Select each line where the word "Write" appears.

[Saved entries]
<<<<

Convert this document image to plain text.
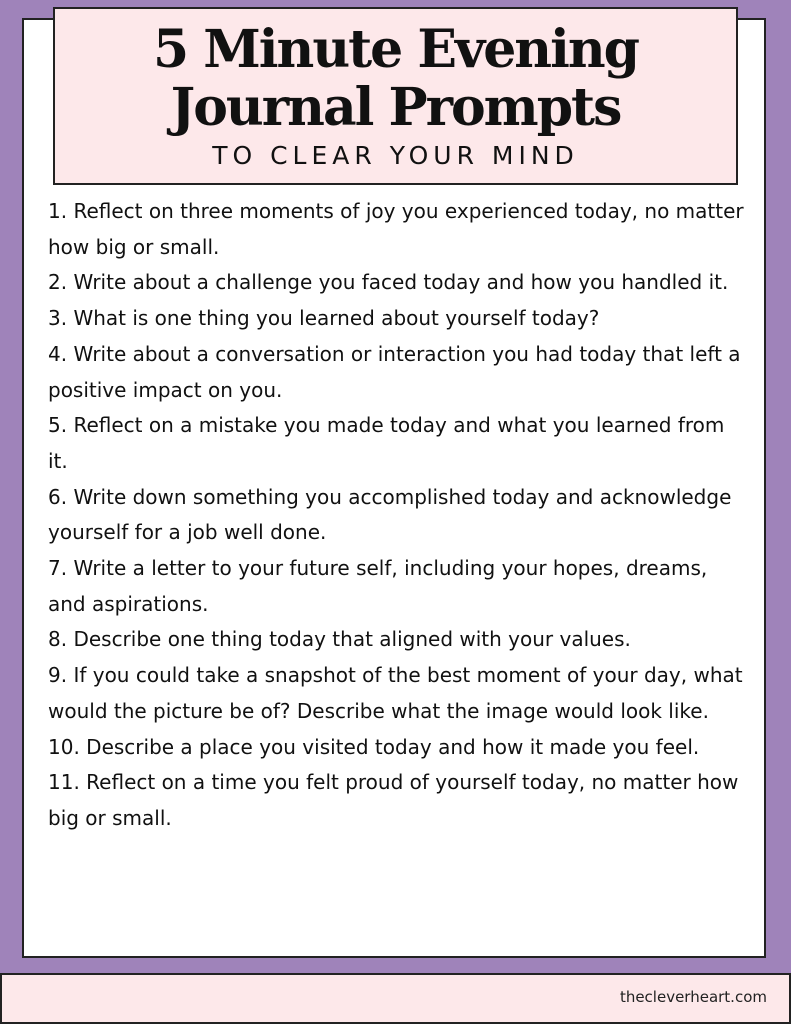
5 Minute Evening
Journal Prompts
TO CLEAR YOUR MIND
1. Reflect on three moments of joy you experienced today, no matter how big or small.
2. Write about a challenge you faced today and how you handled it.
3. What is one thing you learned about yourself today?
4. Write about a conversation or interaction you had today that left a positive impact on you.
5. Reflect on a mistake you made today and what you learned from it.
6. Write down something you accomplished today and acknowledge yourself for a job well done.
7. Write a letter to your future self, including your hopes, dreams, and aspirations.
8. Describe one thing today that aligned with your values.
9. If you could take a snapshot of the best moment of your day, what would the picture be of? Describe what the image would look like.
10. Describe a place you visited today and how it made you feel.
11. Reflect on a time you felt proud of yourself today, no matter how big or small.
thecleverheart.com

>>>>

* COMPLETED TASK:
2. Write about a challenge you faced today and how you handled it.
4. Write about a conversation or interaction you had today that left a positive impact on you.
6. Write down something you accomplished today and acknowledge yourself for a job well done.
7. Write a letter to your future self, including your hopes, dreams, and aspirations.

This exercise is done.